Instructions for the task =
Reproduce all of the material word for word.

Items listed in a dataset
#####
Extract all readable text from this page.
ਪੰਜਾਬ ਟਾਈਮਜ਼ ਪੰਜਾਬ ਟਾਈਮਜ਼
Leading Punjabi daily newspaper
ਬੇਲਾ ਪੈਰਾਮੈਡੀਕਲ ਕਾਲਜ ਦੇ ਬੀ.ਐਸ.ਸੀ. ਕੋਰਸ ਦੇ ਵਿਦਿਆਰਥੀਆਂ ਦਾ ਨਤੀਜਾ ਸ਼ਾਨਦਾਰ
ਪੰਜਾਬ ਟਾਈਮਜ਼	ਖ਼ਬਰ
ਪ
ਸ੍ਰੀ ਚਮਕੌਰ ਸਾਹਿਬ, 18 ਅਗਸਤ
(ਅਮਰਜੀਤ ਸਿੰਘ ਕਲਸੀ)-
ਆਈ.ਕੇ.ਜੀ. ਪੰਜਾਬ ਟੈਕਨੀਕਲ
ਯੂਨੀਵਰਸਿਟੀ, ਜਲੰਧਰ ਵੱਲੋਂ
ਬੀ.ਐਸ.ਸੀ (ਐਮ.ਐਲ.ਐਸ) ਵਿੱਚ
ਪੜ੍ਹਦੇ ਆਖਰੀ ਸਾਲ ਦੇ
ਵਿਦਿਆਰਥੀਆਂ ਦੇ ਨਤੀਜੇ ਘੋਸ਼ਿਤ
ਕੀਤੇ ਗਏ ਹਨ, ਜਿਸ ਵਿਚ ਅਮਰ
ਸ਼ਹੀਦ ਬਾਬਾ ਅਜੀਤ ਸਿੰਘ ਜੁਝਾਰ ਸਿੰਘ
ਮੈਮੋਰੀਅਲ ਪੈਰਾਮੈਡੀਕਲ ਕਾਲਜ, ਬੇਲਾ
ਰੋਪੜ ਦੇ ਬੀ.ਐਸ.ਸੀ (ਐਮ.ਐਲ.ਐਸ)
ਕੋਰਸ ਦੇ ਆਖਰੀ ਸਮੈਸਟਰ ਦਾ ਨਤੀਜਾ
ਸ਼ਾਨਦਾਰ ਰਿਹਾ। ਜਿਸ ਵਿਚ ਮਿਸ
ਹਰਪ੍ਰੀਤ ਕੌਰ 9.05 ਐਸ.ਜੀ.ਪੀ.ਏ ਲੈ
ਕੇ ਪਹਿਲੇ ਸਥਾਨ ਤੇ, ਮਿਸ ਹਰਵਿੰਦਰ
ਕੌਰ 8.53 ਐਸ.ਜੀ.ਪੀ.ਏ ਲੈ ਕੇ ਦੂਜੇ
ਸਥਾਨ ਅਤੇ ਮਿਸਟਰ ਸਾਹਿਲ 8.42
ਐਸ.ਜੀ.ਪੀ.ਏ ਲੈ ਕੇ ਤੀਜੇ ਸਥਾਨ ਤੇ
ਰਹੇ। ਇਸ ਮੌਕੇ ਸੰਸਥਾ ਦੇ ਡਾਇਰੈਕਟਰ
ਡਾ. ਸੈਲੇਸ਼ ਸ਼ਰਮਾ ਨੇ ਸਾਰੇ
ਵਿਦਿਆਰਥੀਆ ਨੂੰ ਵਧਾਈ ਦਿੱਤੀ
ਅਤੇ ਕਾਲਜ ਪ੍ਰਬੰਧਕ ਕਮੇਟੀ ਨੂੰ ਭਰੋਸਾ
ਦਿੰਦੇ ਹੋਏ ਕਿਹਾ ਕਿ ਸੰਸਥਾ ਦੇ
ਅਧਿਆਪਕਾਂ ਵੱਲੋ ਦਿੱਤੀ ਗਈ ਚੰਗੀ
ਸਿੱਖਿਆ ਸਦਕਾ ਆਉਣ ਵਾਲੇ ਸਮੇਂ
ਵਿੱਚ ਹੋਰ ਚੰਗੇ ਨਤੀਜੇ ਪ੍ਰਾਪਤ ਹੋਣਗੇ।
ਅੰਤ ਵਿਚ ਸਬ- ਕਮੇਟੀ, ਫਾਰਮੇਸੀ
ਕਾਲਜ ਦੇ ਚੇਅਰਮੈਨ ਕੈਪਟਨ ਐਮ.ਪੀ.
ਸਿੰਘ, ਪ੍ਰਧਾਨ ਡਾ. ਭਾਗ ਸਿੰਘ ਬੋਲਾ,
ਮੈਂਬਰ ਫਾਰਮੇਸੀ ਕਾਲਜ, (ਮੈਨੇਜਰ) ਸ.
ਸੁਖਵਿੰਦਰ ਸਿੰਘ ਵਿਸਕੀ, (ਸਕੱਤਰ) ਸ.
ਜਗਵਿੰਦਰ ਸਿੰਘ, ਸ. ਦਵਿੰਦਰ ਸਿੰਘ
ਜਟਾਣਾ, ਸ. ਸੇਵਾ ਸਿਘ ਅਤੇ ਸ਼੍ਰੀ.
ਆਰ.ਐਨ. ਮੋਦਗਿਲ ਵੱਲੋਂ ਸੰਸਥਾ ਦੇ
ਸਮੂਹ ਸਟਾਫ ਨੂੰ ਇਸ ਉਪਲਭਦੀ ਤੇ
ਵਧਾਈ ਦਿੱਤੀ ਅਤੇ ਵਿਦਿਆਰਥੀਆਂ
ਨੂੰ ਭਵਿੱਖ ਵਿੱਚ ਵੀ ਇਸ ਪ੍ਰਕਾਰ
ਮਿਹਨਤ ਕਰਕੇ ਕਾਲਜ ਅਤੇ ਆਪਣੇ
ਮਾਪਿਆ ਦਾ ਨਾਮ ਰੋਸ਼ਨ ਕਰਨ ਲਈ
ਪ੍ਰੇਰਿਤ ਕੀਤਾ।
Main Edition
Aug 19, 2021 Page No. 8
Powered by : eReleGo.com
#####
Completed exercise =
Extract all readable text from this page.
ਪੰਜਾਬ ਟਾਈਮਜ਼ ਪੰਜਾਬ ਟਾਈਮਜ਼
Leading Punjabi daily newspaper
ਬੇਲਾ ਪੈਰਾਮੈਡੀਕਲ ਕਾਲਜ ਦੇ ਬੀ.ਐਸ.ਸੀ. ਕੋਰਸ ਦੇ ਵਿਦਿਆਰਥੀਆਂ ਦਾ ਨਤੀਜਾ ਸ਼ਾਨਦਾਰ
ਪੰਜਾਬ ਟਾਈਮਜ਼	ਖ਼ਬਰ
ਪ
ਸ੍ਰੀ ਚਮਕੌਰ ਸਾਹਿਬ, 18 ਅਗਸਤ
(ਅਮਰਜੀਤ ਸਿੰਘ ਕਲਸੀ)-
ਆਈ.ਕੇ.ਜੀ. ਪੰਜਾਬ ਟੈਕਨੀਕਲ
ਯੂਨੀਵਰਸਿਟੀ, ਜਲੰਧਰ ਵੱਲੋਂ
ਬੀ.ਐਸ.ਸੀ (ਐਮ.ਐਲ.ਐਸ) ਵਿੱਚ
ਪੜ੍ਹਦੇ ਆਖਰੀ ਸਾਲ ਦੇ
ਵਿਦਿਆਰਥੀਆਂ ਦੇ ਨਤੀਜੇ ਘੋਸ਼ਿਤ
ਕੀਤੇ ਗਏ ਹਨ, ਜਿਸ ਵਿਚ ਅਮਰ
ਸ਼ਹੀਦ ਬਾਬਾ ਅਜੀਤ ਸਿੰਘ ਜੁਝਾਰ ਸਿੰਘ
ਮੈਮੋਰੀਅਲ ਪੈਰਾਮੈਡੀਕਲ ਕਾਲਜ, ਬੇਲਾ
ਰੋਪੜ ਦੇ ਬੀ.ਐਸ.ਸੀ (ਐਮ.ਐਲ.ਐਸ)
ਕੋਰਸ ਦੇ ਆਖਰੀ ਸਮੈਸਟਰ ਦਾ ਨਤੀਜਾ
ਸ਼ਾਨਦਾਰ ਰਿਹਾ। ਜਿਸ ਵਿਚ ਮਿਸ
ਹਰਪ੍ਰੀਤ ਕੌਰ 9.05 ਐਸ.ਜੀ.ਪੀ.ਏ ਲੈ
ਕੇ ਪਹਿਲੇ ਸਥਾਨ ਤੇ, ਮਿਸ ਹਰਵਿੰਦਰ
ਕੌਰ 8.53 ਐਸ.ਜੀ.ਪੀ.ਏ ਲੈ ਕੇ ਦੂਜੇ
ਸਥਾਨ ਅਤੇ ਮਿਸਟਰ ਸਾਹਿਲ 8.42
ਐਸ.ਜੀ.ਪੀ.ਏ ਲੈ ਕੇ ਤੀਜੇ ਸਥਾਨ ਤੇ
ਰਹੇ। ਇਸ ਮੌਕੇ ਸੰਸਥਾ ਦੇ ਡਾਇਰੈਕਟਰ
ਡਾ. ਸੈਲੇਸ਼ ਸ਼ਰਮਾ ਨੇ ਸਾਰੇ
ਵਿਦਿਆਰਥੀਆ ਨੂੰ ਵਧਾਈ ਦਿੱਤੀ
ਅਤੇ ਕਾਲਜ ਪ੍ਰਬੰਧਕ ਕਮੇਟੀ ਨੂੰ ਭਰੋਸਾ
ਦਿੰਦੇ ਹੋਏ ਕਿਹਾ ਕਿ ਸੰਸਥਾ ਦੇ
ਅਧਿਆਪਕਾਂ ਵੱਲੋ ਦਿੱਤੀ ਗਈ ਚੰਗੀ
ਸਿੱਖਿਆ ਸਦਕਾ ਆਉਣ ਵਾਲੇ ਸਮੇਂ
ਵਿੱਚ ਹੋਰ ਚੰਗੇ ਨਤੀਜੇ ਪ੍ਰਾਪਤ ਹੋਣਗੇ।
ਅੰਤ ਵਿਚ ਸਬ- ਕਮੇਟੀ, ਫਾਰਮੇਸੀ
ਕਾਲਜ ਦੇ ਚੇਅਰਮੈਨ ਕੈਪਟਨ ਐਮ.ਪੀ.
ਸਿੰਘ, ਪ੍ਰਧਾਨ ਡਾ. ਭਾਗ ਸਿੰਘ ਬੋਲਾ,
ਮੈਂਬਰ ਫਾਰਮੇਸੀ ਕਾਲਜ, (ਮੈਨੇਜਰ) ਸ.
ਸੁਖਵਿੰਦਰ ਸਿੰਘ ਵਿਸਕੀ, (ਸਕੱਤਰ) ਸ.
ਜਗਵਿੰਦਰ ਸਿੰਘ, ਸ. ਦਵਿੰਦਰ ਸਿੰਘ
ਜਟਾਣਾ, ਸ. ਸੇਵਾ ਸਿਘ ਅਤੇ ਸ਼੍ਰੀ.
ਆਰ.ਐਨ. ਮੋਦਗਿਲ ਵੱਲੋਂ ਸੰਸਥਾ ਦੇ
ਸਮੂਹ ਸਟਾਫ ਨੂੰ ਇਸ ਉਪਲਭਦੀ ਤੇ
ਵਧਾਈ ਦਿੱਤੀ ਅਤੇ ਵਿਦਿਆਰਥੀਆਂ
ਨੂੰ ਭਵਿੱਖ ਵਿੱਚ ਵੀ ਇਸ ਪ੍ਰਕਾਰ
ਮਿਹਨਤ ਕਰਕੇ ਕਾਲਜ ਅਤੇ ਆਪਣੇ
ਮਾਪਿਆ ਦਾ ਨਾਮ ਰੋਸ਼ਨ ਕਰਨ ਲਈ
ਪ੍ਰੇਰਿਤ ਕੀਤਾ।
Main Edition
Aug 19, 2021 Page No. 8
Powered by : eReleGo.com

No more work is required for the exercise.